WORK INSTRUCTIONS:
In the entries below, find every line holding the string "JSON" and collect it.

GIVEN RECORDS:
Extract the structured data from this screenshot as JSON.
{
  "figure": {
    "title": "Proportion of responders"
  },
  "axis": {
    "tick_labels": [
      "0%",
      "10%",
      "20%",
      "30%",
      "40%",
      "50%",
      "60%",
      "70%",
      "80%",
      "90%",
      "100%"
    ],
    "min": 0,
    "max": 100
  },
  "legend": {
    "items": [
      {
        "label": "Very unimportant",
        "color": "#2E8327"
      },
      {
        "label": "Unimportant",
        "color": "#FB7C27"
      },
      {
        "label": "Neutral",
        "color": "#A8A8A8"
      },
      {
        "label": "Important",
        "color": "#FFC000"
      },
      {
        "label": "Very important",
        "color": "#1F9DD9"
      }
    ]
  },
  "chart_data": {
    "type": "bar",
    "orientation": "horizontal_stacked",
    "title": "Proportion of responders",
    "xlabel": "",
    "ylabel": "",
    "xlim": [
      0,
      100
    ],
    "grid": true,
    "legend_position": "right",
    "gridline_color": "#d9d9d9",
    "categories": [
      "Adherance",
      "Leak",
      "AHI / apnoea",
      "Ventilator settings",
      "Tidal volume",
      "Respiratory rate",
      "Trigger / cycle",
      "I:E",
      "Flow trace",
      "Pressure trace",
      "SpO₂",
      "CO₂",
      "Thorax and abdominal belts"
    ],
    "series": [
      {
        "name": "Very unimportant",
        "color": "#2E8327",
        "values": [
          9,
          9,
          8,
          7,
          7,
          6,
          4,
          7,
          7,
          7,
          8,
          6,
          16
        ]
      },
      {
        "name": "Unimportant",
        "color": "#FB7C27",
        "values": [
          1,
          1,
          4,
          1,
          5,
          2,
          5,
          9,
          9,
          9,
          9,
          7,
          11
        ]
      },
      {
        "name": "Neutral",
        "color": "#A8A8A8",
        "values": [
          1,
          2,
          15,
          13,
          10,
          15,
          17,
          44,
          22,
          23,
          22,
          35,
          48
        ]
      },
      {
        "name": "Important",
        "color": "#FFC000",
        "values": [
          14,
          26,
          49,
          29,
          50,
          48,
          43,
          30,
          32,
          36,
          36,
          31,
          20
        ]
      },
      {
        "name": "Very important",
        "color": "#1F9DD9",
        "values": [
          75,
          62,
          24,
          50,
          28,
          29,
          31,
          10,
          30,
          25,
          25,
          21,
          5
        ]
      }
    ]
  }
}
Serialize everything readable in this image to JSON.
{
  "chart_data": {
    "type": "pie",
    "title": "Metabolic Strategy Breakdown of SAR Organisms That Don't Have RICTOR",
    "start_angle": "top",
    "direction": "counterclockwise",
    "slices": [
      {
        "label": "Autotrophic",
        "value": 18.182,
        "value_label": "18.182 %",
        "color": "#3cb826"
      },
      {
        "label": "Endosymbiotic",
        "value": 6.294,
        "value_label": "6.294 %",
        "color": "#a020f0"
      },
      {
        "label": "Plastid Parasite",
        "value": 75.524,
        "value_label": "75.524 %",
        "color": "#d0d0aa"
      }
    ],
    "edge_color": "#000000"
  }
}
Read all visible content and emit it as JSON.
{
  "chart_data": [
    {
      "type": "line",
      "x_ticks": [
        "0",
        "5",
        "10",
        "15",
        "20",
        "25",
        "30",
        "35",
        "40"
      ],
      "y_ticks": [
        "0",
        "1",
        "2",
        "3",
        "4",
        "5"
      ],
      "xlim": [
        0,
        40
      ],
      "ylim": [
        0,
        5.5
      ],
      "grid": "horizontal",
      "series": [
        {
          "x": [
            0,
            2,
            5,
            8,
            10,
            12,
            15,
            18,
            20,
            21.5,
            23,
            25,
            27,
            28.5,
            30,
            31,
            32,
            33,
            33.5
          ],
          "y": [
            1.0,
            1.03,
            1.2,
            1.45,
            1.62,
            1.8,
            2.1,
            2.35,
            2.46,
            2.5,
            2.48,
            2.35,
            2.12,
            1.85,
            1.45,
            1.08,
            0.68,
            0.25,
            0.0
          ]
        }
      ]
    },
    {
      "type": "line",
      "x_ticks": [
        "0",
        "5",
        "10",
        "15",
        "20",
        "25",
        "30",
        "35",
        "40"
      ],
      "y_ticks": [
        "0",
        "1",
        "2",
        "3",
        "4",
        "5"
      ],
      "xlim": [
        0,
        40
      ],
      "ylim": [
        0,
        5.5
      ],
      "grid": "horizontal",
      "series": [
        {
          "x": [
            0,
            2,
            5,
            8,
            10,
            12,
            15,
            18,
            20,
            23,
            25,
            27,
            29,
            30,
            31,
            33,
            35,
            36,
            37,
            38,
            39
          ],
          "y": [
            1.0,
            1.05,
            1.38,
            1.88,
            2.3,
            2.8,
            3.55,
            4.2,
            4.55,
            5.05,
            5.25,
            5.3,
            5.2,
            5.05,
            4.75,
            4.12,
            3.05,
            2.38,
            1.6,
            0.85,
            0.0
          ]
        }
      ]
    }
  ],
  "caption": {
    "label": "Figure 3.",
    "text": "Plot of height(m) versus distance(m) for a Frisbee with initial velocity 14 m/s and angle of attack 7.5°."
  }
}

SOLUTION TO THIS EXERCISE:
Extract the structured data from this screenshot as JSON.
Serialize everything readable in this image to JSON.
Read all visible content and emit it as JSON.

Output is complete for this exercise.